Data listing
□ □ □ □ □ □ □

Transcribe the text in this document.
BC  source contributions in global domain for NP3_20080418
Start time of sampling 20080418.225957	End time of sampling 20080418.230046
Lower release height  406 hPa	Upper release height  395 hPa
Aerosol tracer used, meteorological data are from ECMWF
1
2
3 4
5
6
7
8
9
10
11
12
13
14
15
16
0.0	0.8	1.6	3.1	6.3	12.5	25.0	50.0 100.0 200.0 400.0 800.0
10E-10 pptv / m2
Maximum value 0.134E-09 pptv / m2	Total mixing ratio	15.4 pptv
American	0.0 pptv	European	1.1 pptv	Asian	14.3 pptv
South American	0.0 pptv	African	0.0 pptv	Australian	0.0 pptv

□ □ □ □ □ □ □

*Set exercise*. Gather up every line in the data above that contains the word "American", copying each one.

*Answer to the exercise*.
American	0.0 pptv	European	1.1 pptv	Asian	14.3 pptv
South American	0.0 pptv	African	0.0 pptv	Australian	0.0 pptv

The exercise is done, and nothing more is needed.